Exercise prompt: Look through the data for the string "OANDA". Copy every line where it is found.

** Begin Source material **

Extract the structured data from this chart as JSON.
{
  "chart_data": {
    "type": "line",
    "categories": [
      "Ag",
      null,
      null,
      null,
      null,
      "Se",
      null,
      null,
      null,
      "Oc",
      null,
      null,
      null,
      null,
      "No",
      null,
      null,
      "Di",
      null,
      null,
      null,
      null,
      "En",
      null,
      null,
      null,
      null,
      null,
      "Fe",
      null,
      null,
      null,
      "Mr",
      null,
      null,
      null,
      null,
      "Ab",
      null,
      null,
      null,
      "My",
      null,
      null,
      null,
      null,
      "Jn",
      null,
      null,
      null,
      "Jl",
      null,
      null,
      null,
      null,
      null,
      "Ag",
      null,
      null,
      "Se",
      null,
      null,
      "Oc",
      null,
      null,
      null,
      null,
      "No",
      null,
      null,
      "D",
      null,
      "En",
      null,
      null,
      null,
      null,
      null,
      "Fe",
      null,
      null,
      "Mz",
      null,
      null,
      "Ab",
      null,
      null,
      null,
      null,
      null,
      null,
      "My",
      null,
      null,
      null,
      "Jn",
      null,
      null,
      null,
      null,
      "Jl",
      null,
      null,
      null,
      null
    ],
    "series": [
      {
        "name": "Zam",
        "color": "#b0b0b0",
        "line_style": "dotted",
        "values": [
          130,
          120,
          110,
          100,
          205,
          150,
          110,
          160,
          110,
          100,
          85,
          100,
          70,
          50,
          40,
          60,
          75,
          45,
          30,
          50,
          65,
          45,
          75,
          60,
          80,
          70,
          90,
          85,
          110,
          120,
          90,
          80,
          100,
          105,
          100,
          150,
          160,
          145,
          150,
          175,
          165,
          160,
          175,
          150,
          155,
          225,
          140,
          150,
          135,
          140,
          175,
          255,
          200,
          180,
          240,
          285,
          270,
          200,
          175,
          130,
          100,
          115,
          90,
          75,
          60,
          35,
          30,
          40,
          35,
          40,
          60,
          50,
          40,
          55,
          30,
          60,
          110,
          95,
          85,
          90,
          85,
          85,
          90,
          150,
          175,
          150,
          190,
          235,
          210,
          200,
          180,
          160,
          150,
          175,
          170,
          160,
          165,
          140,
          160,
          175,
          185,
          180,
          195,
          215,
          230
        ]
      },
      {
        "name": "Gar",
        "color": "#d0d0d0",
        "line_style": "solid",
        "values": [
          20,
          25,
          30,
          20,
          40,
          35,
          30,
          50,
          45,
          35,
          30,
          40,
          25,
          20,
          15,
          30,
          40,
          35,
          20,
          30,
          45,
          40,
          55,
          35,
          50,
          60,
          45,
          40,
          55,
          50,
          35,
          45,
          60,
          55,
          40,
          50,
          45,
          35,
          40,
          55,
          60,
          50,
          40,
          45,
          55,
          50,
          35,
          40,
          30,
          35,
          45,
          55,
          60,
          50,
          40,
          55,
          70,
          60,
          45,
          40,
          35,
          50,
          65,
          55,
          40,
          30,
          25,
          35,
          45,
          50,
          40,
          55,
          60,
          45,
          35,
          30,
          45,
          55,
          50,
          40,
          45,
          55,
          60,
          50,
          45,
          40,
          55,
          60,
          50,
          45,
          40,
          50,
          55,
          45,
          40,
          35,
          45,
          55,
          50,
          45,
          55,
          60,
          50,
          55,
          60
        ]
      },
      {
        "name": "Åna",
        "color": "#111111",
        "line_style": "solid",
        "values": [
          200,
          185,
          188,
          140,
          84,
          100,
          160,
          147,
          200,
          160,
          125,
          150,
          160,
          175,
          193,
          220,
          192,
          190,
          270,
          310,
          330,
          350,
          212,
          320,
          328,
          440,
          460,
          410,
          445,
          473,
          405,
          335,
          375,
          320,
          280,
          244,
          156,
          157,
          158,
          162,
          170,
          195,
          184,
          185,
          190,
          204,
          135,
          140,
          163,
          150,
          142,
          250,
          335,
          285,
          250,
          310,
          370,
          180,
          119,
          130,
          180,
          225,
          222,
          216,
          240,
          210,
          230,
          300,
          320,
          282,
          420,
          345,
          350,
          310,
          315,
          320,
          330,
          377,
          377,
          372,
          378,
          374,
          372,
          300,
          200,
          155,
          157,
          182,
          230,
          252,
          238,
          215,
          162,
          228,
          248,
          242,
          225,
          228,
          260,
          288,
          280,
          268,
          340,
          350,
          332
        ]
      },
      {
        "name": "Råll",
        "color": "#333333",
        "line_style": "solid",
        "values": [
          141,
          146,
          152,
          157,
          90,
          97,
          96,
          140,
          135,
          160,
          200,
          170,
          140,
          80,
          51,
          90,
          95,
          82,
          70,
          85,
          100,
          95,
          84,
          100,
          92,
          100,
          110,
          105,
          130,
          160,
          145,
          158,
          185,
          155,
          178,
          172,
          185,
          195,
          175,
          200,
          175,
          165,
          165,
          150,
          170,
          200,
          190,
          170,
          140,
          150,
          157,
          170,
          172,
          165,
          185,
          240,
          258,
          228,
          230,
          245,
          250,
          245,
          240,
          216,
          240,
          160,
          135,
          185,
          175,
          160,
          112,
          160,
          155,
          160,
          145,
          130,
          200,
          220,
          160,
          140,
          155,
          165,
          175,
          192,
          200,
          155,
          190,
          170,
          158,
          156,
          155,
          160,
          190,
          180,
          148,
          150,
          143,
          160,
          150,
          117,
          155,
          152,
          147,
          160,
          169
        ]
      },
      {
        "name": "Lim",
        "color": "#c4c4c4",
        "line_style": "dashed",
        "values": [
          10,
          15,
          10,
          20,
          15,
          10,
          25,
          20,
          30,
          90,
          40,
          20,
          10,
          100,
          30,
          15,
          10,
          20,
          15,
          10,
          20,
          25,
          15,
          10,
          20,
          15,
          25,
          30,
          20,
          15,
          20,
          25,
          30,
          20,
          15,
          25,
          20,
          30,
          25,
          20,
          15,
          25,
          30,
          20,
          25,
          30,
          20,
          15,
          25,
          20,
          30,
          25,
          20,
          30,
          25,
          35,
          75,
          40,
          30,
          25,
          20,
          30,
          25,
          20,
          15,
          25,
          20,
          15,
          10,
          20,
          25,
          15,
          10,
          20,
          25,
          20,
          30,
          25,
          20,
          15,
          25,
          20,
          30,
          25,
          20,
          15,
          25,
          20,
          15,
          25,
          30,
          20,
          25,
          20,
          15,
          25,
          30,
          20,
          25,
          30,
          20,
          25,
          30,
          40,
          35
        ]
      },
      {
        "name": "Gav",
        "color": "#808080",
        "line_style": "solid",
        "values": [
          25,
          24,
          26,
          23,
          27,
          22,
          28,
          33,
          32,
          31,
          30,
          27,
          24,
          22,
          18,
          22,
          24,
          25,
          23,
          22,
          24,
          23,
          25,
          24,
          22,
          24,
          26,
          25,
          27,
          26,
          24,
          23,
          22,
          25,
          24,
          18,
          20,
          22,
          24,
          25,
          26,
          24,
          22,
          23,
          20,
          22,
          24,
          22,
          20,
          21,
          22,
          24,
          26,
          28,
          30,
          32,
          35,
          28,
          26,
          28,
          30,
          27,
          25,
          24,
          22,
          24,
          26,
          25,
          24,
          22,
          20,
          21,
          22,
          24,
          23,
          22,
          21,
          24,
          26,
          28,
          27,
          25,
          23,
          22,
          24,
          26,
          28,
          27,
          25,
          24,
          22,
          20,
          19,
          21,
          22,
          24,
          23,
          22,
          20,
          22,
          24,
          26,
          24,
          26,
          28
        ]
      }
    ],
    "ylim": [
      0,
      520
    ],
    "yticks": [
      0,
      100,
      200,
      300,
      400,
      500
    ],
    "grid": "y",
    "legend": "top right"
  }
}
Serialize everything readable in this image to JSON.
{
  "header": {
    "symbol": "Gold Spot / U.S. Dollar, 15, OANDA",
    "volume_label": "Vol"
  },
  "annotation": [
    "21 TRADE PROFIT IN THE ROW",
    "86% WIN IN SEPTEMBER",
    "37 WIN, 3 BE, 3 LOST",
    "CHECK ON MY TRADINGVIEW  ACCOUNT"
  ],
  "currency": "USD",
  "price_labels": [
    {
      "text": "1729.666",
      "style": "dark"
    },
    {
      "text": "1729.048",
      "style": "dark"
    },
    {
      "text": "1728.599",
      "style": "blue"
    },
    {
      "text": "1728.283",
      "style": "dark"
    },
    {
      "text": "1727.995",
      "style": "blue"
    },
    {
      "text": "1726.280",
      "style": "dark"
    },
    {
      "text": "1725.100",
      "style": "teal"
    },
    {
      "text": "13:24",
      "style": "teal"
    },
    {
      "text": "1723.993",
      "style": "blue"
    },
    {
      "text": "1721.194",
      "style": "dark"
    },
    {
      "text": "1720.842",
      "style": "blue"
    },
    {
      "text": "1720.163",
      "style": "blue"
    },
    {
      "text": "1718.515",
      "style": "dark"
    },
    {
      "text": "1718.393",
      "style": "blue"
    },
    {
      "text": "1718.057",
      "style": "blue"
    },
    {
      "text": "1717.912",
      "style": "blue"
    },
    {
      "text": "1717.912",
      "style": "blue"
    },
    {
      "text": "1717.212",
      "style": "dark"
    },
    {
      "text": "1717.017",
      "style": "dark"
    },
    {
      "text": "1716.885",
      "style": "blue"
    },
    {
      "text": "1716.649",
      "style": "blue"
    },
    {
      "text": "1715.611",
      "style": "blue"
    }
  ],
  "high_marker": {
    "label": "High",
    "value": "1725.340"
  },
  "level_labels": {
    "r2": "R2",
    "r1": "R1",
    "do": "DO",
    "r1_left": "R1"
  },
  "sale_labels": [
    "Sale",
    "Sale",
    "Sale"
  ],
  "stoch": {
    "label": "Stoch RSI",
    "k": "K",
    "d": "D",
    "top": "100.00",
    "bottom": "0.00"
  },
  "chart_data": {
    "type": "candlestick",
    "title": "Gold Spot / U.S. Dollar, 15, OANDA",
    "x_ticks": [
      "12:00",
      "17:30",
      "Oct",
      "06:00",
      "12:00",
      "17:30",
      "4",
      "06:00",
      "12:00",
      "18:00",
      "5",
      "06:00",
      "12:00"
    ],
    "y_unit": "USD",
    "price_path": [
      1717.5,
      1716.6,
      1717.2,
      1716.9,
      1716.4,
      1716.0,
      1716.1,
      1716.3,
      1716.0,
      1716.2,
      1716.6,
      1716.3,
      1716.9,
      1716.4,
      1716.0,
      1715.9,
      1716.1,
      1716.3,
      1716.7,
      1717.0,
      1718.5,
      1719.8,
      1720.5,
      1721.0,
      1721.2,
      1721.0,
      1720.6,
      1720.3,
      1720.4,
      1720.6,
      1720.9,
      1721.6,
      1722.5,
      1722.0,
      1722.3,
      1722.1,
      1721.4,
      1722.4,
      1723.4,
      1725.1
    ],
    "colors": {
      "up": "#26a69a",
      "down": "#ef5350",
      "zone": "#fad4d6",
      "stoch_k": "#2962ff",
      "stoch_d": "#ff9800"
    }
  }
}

** End Source material **

Answer to the exercise:
    "symbol": "Gold Spot / U.S. Dollar, 15, OANDA",
    "title": "Gold Spot / U.S. Dollar, 15, OANDA",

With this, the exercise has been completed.